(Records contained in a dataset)
"""

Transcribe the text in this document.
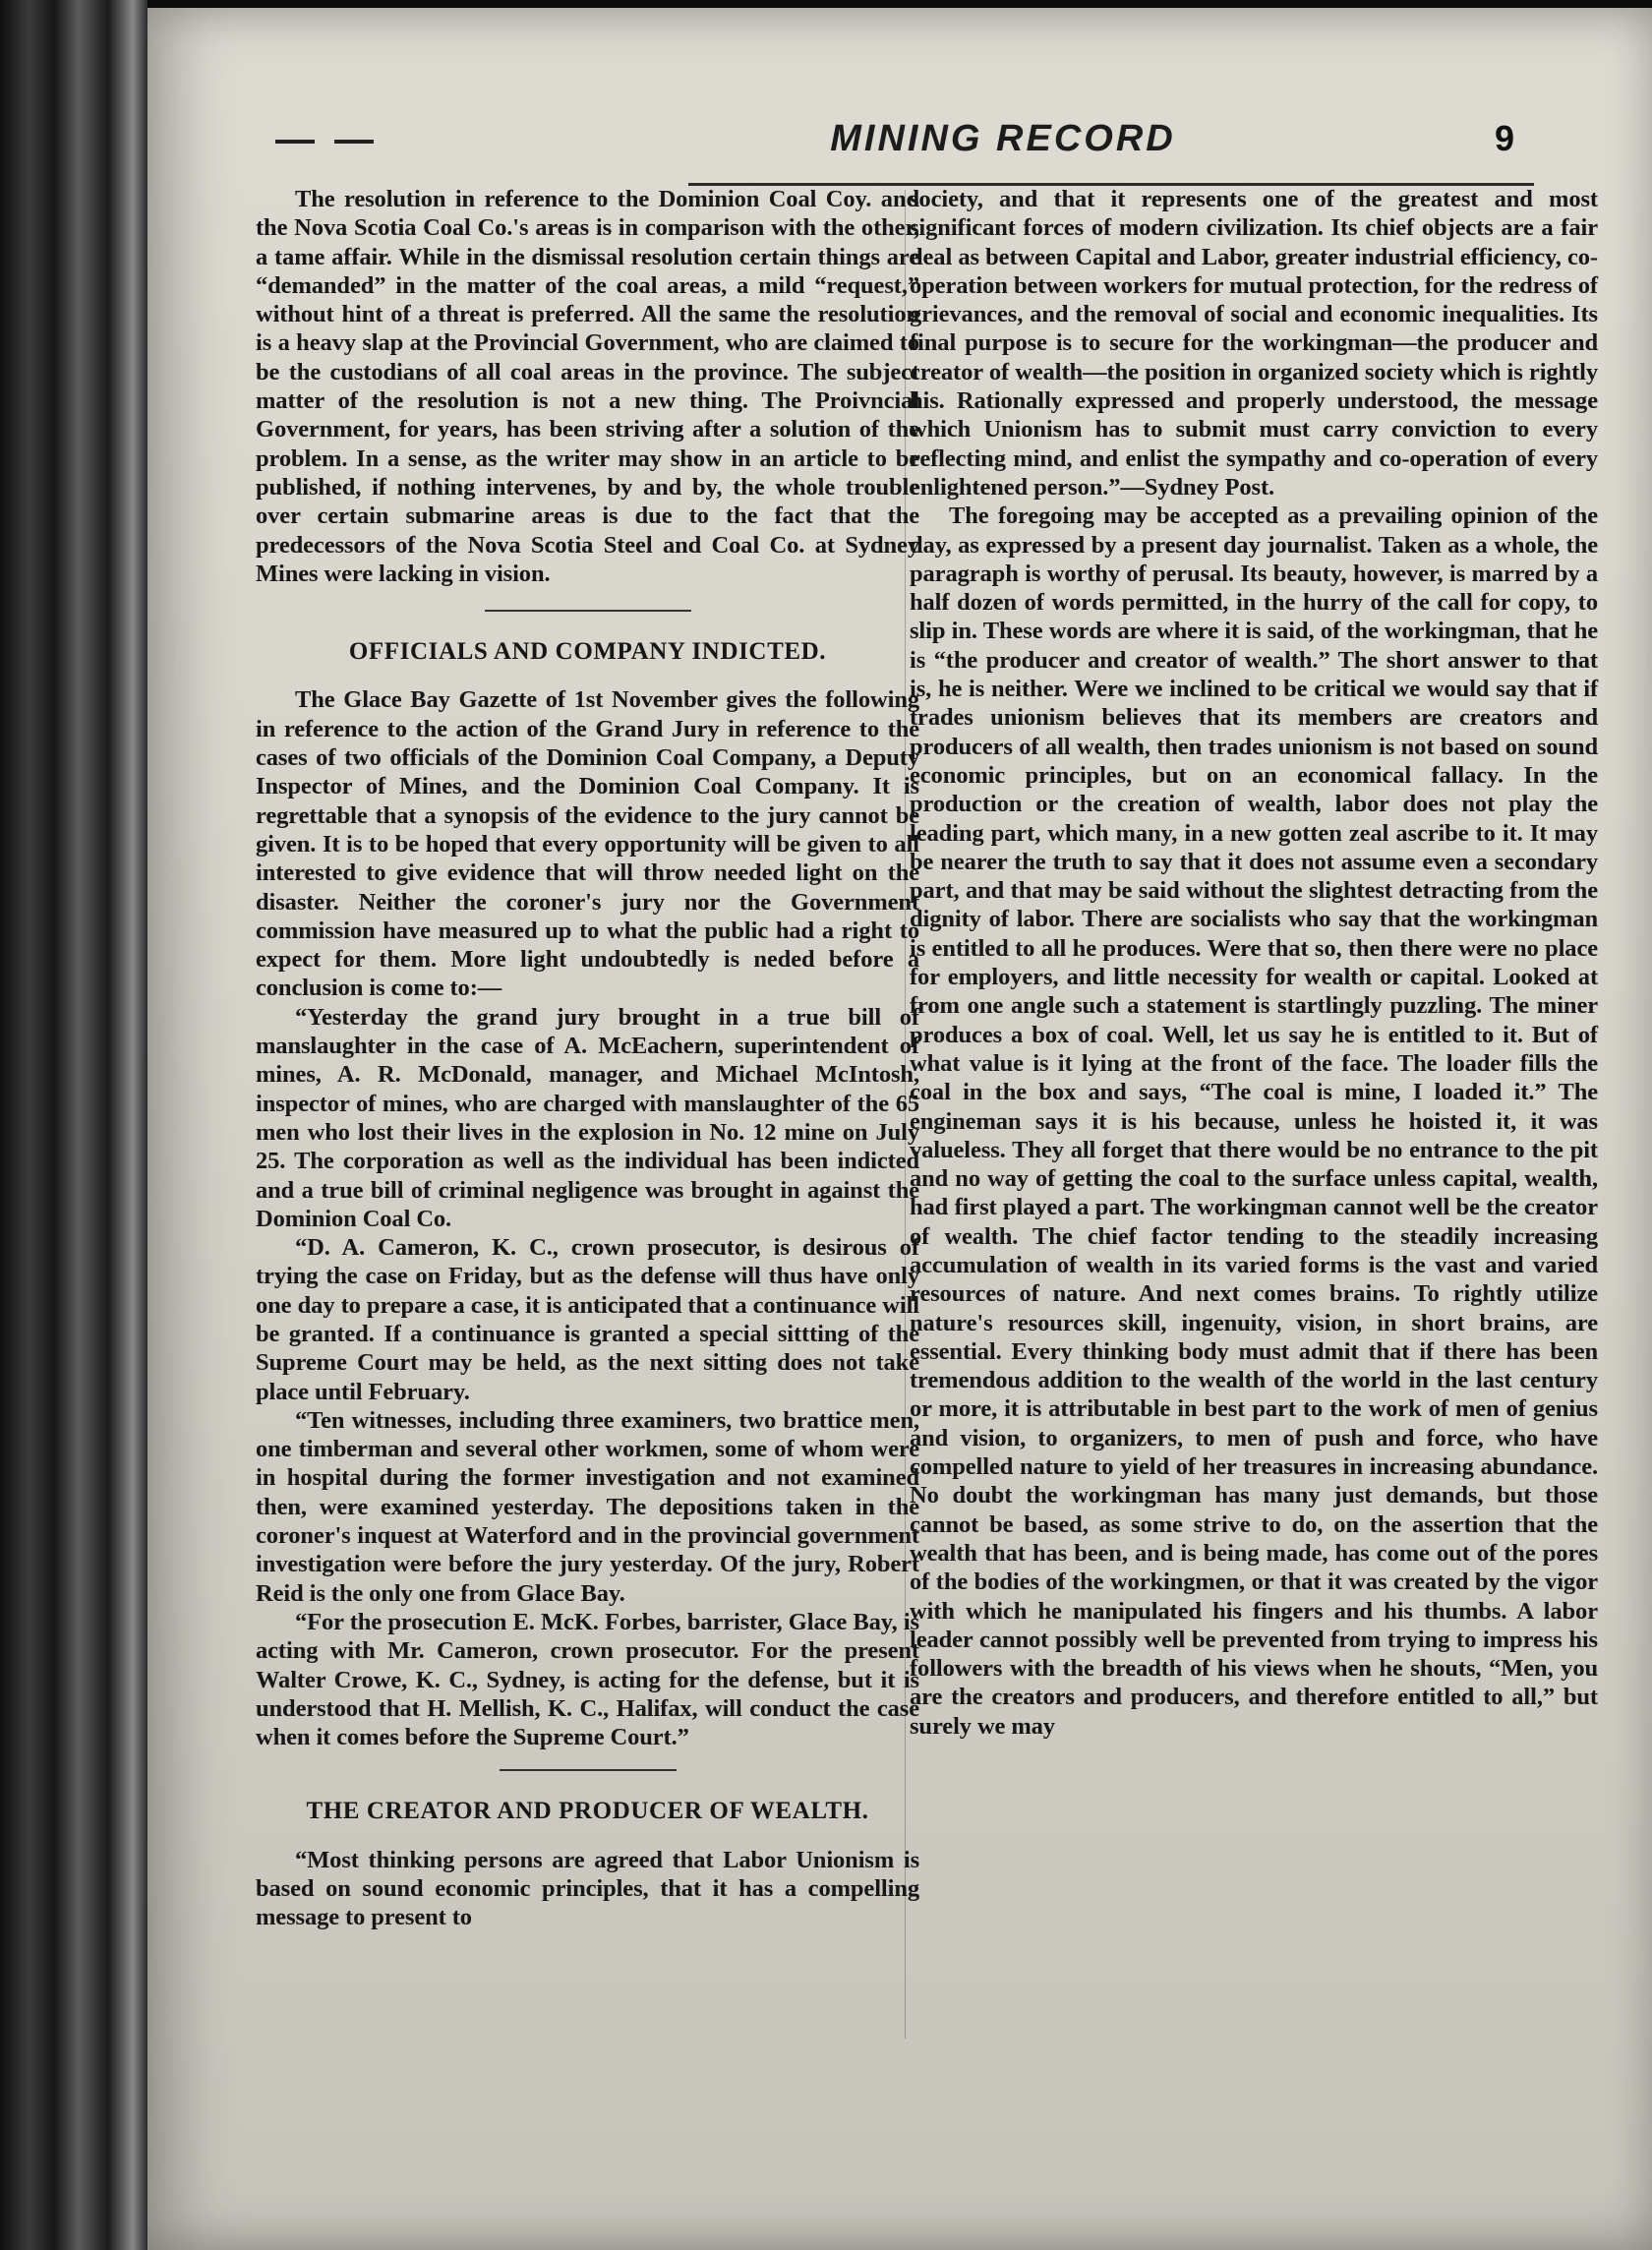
MINING RECORD	9

The resolution in reference to the Dominion Coal Coy. and the Nova Scotia Coal Co.'s areas is in comparison with the other, a tame affair. While in the dismissal resolution certain things are “demanded” in the matter of the coal areas, a mild “request,” without hint of a threat is preferred. All the same the resolution is a heavy slap at the Provincial Government, who are claimed to be the custodians of all coal areas in the province. The subject matter of the resolution is not a new thing. The Proivncial Government, for years, has been striving after a solution of the problem. In a sense, as the writer may show in an article to be published, if nothing intervenes, by and by, the whole trouble over certain submarine areas is due to the fact that the predecessors of the Nova Scotia Steel and Coal Co. at Sydney Mines were lacking in vision.

OFFICIALS AND COMPANY INDICTED.

The Glace Bay Gazette of 1st November gives the following in reference to the action of the Grand Jury in reference to the cases of two officials of the Dominion Coal Company, a Deputy Inspector of Mines, and the Dominion Coal Company. It is regrettable that a synopsis of the evidence to the jury cannot be given. It is to be hoped that every opportunity will be given to all interested to give evidence that will throw needed light on the disaster. Neither the coroner's jury nor the Government commission have measured up to what the public had a right to expect for them. More light undoubtedly is neded before a conclusion is come to:—

“Yesterday the grand jury brought in a true bill of manslaughter in the case of A. McEachern, superintendent of mines, A. R. McDonald, manager, and Michael McIntosh, inspector of mines, who are charged with manslaughter of the 65 men who lost their lives in the explosion in No. 12 mine on July 25. The corporation as well as the individual has been indicted and a true bill of criminal negligence was brought in against the Dominion Coal Co.

“D. A. Cameron, K. C., crown prosecutor, is desirous of trying the case on Friday, but as the defense will thus have only one day to prepare a case, it is anticipated that a continuance will be granted. If a continuance is granted a special sittting of the Supreme Court may be held, as the next sitting does not take place until February.

“Ten witnesses, including three examiners, two brattice men, one timberman and several other workmen, some of whom were in hospital during the former investigation and not examined then, were examined yesterday. The depositions taken in the coroner's inquest at Waterford and in the provincial government investigation were before the jury yesterday. Of the jury, Robert Reid is the only one from Glace Bay.

“For the prosecution E. McK. Forbes, barrister, Glace Bay, is acting with Mr. Cameron, crown prosecutor. For the present Walter Crowe, K. C., Sydney, is acting for the defense, but it is understood that H. Mellish, K. C., Halifax, will conduct the case when it comes before the Supreme Court.”

THE CREATOR AND PRODUCER OF WEALTH.

“Most thinking persons are agreed that Labor Unionism is based on sound economic principles, that it has a compelling message to present to

society, and that it represents one of the greatest and most significant forces of modern civilization. Its chief objects are a fair deal as between Capital and Labor, greater industrial efficiency, co-operation between workers for mutual protection, for the redress of grievances, and the removal of social and economic inequalities. Its final purpose is to secure for the workingman—the producer and creator of wealth—the position in organized society which is rightly his. Rationally expressed and properly understood, the message which Unionism has to submit must carry conviction to every reflecting mind, and enlist the sympathy and co-operation of every enlightened person.”—Sydney Post.

The foregoing may be accepted as a prevailing opinion of the day, as expressed by a present day journalist. Taken as a whole, the paragraph is worthy of perusal. Its beauty, however, is marred by a half dozen of words permitted, in the hurry of the call for copy, to slip in. These words are where it is said, of the workingman, that he is “the producer and creator of wealth.” The short answer to that is, he is neither. Were we inclined to be critical we would say that if trades unionism believes that its members are creators and producers of all wealth, then trades unionism is not based on sound economic principles, but on an economical fallacy. In the production or the creation of wealth, labor does not play the leading part, which many, in a new gotten zeal ascribe to it. It may be nearer the truth to say that it does not assume even a secondary part, and that may be said without the slightest detracting from the dignity of labor. There are socialists who say that the workingman is entitled to all he produces. Were that so, then there were no place for employers, and little necessity for wealth or capital. Looked at from one angle such a statement is startlingly puzzling. The miner produces a box of coal. Well, let us say he is entitled to it. But of what value is it lying at the front of the face. The loader fills the coal in the box and says, “The coal is mine, I loaded it.” The engineman says it is his because, unless he hoisted it, it was valueless. They all forget that there would be no entrance to the pit and no way of getting the coal to the surface unless capital, wealth, had first played a part. The workingman cannot well be the creator of wealth. The chief factor tending to the steadily increasing accumulation of wealth in its varied forms is the vast and varied resources of nature. And next comes brains. To rightly utilize nature's resources skill, ingenuity, vision, in short brains, are essential. Every thinking body must admit that if there has been tremendous addition to the wealth of the world in the last century or more, it is attributable in best part to the work of men of genius and vision, to organizers, to men of push and force, who have compelled nature to yield of her treasures in increasing abundance. No doubt the workingman has many just demands, but those cannot be based, as some strive to do, on the assertion that the wealth that has been, and is being made, has come out of the pores of the bodies of the workingmen, or that it was created by the vigor with which he manipulated his fingers and his thumbs. A labor leader cannot possibly well be prevented from trying to impress his followers with the breadth of his views when he shouts, “Men, you are the creators and producers, and therefore entitled to all,” but surely we may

"""

Problem - Take each line containing the string "Supreme" and copy it out.

Task solution -
“D. A. Cameron, K. C., crown prosecutor, is desirous of trying the case on Friday, but as the defense will thus have only one day to prepare a case, it is anticipated that a continuance will be granted. If a continuance is granted a special sittting of the Supreme Court may be held, as the next sitting does not take place until February.
“For the prosecution E. McK. Forbes, barrister, Glace Bay, is acting with Mr. Cameron, crown prosecutor. For the present Walter Crowe, K. C., Sydney, is acting for the defense, but it is understood that H. Mellish, K. C., Halifax, will conduct the case when it comes before the Supreme Court.”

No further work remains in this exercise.